◆ PAGINATEKST:
Naar het oordeel van de rechtbank is vast komen te staan dat de benadeelde partij als gevolg van het bewezenverklaarde handelen immateriële schade heeft geleden, nu hij door het oplopen van lichamelijk en geestelijk letsel in zijn persoon is aangetast. Zo had de benadeelde partij meerdere huidbeschadigingen/verkleuringen en een scheurverwonding in zijn gezicht/op zijn hoofd. Ook heeft hij last (gehad) van hyperalertheid, flashbacks, nachtmerries, herbelevingen, stemmingswisselingen en prikkelbaarheid. Volgens de psycholoog is er sprake van PTSS, waarvoor EMDR-behandeling wordt geadviseerd.
Gelet op de nadelige lichamelijke en psychische gevolgen, die de benadeelde partij blijkens zijn vordering heeft ondervonden, acht de rechtbank in ieder geval een bedrag van € 3.000,00 aan immateriële schadevergoeding billijk. Daarbij heeft zij (mede) gelet op de beslissingen in soortgelijke zaken.
De benadeelde partij heeft meer gevorderd dan de rechtbank zal toewijzen. Voor het overige wordt de benadeelde partij niet-ontvankelijk verklaard. De benadeelde partij kan dat deel van de vordering bij de burgerlijke rechter aanbrengen.
Wettelijke rente, hoofdelijkheid en proceskosten
De rechtbank zal aldus de vordering voor een totaalbedrag van € 3.000,00 toewijzen, geheel bestaande uit immateriële schade, te vermeerderen met de wettelijke rente vanaf 20 maart 2024 tot de dag van volledige betaling.
De verdachte is naar burgerlijk recht met zijn mededader [medeverdachte] (parketnummer: 16/126397-24) hoofdelijk aansprakelijk voor het toegewezen bedrag. Dit betekent dat de verdachte tegenover de benadeelde partij voor het hele bedrag aansprakelijk is. Indien de mededader een deel van het bedrag betaalt, is de verdachte niet langer gehouden om dat deel te betalen (en vice versa).

◆ AANGELEVERDE GEGEVENS:
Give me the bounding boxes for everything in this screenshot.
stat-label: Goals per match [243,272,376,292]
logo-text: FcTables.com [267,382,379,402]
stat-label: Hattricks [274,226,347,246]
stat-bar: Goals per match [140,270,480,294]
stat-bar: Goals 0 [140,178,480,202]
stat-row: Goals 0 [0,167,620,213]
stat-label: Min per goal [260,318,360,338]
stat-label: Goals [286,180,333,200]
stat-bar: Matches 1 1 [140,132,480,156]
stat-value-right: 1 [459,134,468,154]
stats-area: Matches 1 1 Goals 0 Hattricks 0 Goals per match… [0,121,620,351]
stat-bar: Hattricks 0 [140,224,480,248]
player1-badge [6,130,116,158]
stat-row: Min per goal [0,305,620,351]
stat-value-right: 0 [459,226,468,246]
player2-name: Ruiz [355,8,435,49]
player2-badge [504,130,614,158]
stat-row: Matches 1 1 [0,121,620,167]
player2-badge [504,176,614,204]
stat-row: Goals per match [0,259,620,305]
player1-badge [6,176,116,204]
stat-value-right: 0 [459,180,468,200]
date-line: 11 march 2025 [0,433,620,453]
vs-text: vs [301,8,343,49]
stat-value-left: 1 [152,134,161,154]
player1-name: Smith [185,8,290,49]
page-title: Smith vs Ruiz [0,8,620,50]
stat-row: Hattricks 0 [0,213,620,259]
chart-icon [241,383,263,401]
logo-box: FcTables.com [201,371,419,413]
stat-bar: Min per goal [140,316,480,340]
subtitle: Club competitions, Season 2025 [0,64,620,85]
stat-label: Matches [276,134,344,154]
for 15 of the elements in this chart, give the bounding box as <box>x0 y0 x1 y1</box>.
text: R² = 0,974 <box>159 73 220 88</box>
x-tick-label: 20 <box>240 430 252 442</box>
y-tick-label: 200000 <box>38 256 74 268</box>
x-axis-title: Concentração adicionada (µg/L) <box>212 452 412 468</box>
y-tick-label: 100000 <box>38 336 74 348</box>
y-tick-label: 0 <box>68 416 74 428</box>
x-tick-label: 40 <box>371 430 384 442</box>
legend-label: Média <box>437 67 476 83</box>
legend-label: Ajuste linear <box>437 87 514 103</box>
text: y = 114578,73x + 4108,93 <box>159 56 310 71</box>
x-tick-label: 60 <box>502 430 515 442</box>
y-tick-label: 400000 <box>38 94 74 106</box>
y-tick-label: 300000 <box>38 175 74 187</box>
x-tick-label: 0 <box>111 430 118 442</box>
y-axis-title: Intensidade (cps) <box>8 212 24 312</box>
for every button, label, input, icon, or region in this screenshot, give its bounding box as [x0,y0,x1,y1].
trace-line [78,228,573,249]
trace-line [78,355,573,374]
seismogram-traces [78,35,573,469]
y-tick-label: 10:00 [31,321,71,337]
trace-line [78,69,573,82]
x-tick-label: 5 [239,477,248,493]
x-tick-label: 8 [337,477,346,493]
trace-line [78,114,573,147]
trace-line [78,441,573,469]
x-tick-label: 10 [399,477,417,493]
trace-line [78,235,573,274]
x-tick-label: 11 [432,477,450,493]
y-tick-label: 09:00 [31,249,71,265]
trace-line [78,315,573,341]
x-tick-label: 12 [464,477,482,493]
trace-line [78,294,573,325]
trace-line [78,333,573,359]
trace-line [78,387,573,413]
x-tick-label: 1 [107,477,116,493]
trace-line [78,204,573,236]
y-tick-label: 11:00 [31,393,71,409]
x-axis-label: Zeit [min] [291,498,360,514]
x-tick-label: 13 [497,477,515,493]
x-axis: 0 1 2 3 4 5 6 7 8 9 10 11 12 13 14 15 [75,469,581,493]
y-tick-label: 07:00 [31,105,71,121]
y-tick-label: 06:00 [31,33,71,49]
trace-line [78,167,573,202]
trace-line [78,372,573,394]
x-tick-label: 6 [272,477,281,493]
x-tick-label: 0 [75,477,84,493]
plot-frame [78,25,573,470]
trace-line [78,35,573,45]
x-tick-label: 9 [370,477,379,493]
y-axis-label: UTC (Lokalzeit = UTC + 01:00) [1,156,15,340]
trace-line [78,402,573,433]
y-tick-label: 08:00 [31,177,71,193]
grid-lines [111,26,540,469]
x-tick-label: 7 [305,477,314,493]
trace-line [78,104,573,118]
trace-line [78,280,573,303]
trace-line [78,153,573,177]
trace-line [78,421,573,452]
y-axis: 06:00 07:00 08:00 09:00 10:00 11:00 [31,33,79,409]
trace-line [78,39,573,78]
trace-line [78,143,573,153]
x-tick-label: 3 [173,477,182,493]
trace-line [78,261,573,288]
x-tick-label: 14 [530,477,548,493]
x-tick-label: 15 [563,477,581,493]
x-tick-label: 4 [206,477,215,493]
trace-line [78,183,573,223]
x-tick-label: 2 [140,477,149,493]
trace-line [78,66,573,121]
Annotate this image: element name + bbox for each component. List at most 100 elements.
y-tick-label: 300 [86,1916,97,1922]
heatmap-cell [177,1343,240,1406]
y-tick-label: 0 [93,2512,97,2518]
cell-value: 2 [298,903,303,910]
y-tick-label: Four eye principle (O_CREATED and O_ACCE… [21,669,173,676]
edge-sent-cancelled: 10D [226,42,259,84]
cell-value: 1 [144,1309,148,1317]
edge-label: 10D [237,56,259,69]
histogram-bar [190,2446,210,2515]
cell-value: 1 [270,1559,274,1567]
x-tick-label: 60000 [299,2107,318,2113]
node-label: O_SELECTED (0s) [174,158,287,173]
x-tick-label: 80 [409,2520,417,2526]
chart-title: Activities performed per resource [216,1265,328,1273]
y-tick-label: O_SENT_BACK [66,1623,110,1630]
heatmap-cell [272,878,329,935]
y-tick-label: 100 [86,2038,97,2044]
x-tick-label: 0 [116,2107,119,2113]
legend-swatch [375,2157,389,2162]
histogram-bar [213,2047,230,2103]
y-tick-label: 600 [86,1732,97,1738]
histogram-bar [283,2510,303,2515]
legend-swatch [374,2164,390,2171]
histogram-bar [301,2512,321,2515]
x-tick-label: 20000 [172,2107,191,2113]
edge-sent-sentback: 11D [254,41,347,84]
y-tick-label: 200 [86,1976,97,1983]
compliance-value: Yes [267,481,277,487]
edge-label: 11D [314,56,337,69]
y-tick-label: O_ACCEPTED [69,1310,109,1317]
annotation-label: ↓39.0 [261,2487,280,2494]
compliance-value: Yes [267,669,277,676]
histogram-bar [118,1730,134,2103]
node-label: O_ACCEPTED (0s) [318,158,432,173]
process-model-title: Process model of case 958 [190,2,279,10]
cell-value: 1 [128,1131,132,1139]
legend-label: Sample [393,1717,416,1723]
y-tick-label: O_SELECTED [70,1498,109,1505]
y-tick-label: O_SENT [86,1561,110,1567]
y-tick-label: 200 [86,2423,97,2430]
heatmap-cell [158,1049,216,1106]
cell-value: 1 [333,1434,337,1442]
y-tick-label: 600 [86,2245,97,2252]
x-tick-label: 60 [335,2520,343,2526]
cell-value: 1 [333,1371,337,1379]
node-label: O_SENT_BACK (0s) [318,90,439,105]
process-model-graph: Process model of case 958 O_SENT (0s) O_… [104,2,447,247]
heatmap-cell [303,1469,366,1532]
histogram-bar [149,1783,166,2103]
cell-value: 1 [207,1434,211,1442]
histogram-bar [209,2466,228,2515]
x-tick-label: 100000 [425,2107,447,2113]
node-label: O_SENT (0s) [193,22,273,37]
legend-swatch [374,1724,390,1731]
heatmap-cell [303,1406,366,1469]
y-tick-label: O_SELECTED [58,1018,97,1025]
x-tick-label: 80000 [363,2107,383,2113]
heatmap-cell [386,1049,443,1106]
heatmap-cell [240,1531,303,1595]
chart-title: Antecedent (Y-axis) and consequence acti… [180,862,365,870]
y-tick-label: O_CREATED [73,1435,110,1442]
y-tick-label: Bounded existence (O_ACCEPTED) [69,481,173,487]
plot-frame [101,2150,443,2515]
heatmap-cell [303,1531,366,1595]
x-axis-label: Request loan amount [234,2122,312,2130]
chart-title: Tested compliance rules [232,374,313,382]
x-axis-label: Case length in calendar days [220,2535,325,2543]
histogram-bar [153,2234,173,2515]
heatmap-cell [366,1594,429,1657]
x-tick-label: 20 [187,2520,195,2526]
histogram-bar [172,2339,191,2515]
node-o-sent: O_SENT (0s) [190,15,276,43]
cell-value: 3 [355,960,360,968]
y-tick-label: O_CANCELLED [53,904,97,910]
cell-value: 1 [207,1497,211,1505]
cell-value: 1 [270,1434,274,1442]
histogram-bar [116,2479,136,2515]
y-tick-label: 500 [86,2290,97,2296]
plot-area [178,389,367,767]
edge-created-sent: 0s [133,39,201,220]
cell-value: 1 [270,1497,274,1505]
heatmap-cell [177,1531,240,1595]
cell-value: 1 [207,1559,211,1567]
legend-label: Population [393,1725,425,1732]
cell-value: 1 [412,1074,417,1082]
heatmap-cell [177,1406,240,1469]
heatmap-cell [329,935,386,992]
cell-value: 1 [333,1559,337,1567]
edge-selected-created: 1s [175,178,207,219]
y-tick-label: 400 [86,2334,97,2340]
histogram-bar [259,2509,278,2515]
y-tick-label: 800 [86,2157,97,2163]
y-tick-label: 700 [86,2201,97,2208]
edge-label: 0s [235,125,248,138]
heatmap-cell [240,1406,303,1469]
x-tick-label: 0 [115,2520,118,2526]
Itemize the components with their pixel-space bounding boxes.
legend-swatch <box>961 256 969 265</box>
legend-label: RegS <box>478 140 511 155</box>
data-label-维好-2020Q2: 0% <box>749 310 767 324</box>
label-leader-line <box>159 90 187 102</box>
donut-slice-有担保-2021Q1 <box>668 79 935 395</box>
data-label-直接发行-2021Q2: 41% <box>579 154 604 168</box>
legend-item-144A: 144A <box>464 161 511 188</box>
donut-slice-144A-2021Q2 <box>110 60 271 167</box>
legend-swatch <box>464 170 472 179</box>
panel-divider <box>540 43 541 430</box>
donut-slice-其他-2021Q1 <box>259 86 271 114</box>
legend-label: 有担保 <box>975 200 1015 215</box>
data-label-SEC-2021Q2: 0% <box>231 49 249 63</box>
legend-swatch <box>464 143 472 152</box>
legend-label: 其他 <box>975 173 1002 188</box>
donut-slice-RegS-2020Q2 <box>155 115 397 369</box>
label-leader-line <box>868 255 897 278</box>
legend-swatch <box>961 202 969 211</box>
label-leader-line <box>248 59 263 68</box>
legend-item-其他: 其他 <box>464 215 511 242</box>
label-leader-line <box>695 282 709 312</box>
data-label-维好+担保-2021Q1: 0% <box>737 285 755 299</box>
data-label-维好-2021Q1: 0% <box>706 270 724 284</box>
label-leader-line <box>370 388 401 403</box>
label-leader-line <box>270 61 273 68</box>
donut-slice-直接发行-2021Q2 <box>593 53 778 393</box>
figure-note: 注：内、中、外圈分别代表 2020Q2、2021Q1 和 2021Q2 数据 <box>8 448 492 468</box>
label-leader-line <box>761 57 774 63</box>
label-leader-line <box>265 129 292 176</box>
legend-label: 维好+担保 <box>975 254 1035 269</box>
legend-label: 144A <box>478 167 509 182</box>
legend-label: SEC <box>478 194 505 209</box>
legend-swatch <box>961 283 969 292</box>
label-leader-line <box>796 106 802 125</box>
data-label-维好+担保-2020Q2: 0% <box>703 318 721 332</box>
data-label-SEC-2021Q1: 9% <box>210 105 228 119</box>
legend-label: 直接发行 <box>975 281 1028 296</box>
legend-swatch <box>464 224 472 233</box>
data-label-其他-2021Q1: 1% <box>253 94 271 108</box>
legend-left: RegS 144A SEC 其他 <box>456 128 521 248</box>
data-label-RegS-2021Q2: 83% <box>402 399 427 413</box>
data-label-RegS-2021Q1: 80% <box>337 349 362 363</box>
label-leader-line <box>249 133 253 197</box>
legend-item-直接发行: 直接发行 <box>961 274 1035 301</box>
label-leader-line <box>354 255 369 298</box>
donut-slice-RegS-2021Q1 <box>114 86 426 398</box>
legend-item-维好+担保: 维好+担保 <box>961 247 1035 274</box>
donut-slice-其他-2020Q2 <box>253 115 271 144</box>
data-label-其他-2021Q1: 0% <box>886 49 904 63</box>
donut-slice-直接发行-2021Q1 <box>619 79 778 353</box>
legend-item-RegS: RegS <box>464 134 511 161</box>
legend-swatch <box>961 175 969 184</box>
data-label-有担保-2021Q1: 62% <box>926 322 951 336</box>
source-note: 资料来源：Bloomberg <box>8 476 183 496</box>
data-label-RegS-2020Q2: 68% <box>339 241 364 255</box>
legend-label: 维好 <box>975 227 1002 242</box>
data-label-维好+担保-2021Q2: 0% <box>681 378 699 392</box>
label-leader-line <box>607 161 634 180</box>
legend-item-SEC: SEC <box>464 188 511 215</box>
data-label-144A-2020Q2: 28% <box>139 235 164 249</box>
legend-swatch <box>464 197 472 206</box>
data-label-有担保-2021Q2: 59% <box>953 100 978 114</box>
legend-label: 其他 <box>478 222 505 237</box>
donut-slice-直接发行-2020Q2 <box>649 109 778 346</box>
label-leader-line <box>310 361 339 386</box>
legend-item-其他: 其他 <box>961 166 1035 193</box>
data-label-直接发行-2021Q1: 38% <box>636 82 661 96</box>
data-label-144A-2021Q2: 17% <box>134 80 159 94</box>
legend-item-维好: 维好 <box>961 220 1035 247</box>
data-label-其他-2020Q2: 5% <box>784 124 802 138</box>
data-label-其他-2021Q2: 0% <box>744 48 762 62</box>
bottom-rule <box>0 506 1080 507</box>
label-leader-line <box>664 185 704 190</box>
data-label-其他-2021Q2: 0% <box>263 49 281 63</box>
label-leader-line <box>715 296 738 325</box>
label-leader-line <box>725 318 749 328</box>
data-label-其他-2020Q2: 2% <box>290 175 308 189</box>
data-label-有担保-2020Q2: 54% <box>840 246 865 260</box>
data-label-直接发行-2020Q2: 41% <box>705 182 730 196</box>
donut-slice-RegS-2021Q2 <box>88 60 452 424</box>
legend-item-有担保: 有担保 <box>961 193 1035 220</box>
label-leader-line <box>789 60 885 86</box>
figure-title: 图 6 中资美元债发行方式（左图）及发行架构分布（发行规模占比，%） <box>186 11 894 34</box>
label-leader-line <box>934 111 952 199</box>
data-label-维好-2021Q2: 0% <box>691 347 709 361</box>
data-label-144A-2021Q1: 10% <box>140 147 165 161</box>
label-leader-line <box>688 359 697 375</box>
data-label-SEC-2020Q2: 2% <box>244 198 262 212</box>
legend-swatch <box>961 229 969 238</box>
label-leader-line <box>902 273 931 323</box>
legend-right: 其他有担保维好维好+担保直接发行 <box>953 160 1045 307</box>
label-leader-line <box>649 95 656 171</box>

◆ OPDRACHTEN:
(1) Herschrijf in de tekst over de schadevergoeding het gedeelte vanaf "Gelet op de nadelige" tot en met "van volledige betaling." en vervang daarin "benadeelde partij" door "eiser".
(2) Schrijf het volgende gedeelte van de tekst over de schadevergoeding.
De gegevens spelen hierbij geen rol.

◆ ANTWOORDEN PER OPDRACHT:
(1)
Gelet op de nadelige lichamelijke en psychische gevolgen, die de eiser blijkens zijn vordering heeft ondervonden, acht de rechtbank in ieder geval een bedrag van € 3.000,00 aan immateriële schadevergoeding billijk. Daarbij heeft zij (mede) gelet op de beslissingen in soortgelijke zaken.
De eiser heeft meer gevorderd dan de rechtbank zal toewijzen. Voor het overige wordt de eiser niet-ontvankelijk verklaard. De eiser kan dat deel van de vordering bij de burgerlijke rechter aanbrengen.
Wettelijke rente, hoofdelijkheid en proceskosten
De rechtbank zal aldus de vordering voor een totaalbedrag van € 3.000,00 toewijzen, geheel bestaande uit immateriële schade, te vermeerderen met de wettelijke rente vanaf 20 maart 2024 tot de dag van volledige betaling.

(2)
De verdachte zal ook worden veroordeeld in de kosten die de benadeelde partij heeft gemaakt en ten behoeve van de tenuitvoerlegging van deze uitspraak nog zal maken. Deze kosten worden tot op dit moment begroot op nihil.
Schadevergoedingsmaatregel
Als extra waarborg voor betaling zal de rechtbank ten behoeve van [slachtoffer 1] de hoofdelijke verplichting opleggen tot betaling aan de Staat van het bedrag van € 3.000,00 te vermeerderen met de wettelijke rente vanaf 20 maart 2024 tot de dag van volledige betaling. Als door de verdachte niet wordt betaald, zal deze verplichting niet worden aangevuld met gijzeling.
De betaling die is gedaan aan de Staat wordt op de verplichting tot betaling aan de benadeelde partij [slachtoffer 1] in mindering gebracht. Dit geldt andersom ook indien betaling is gedaan aan de benadeelde partij.

10.Toegepaste wetsartikelen

De opgelegde straf is gebaseerd op de volgende wetsartikelen:
  • artikelen 36f, 63, 77c, 77g, 77i, 77m, 77n, 77x, 77y, 77z, 77aa, 77gg en 312 van het Wetboek van Strafrecht;
  • artikelen 2 en 10 van de Opiumwet.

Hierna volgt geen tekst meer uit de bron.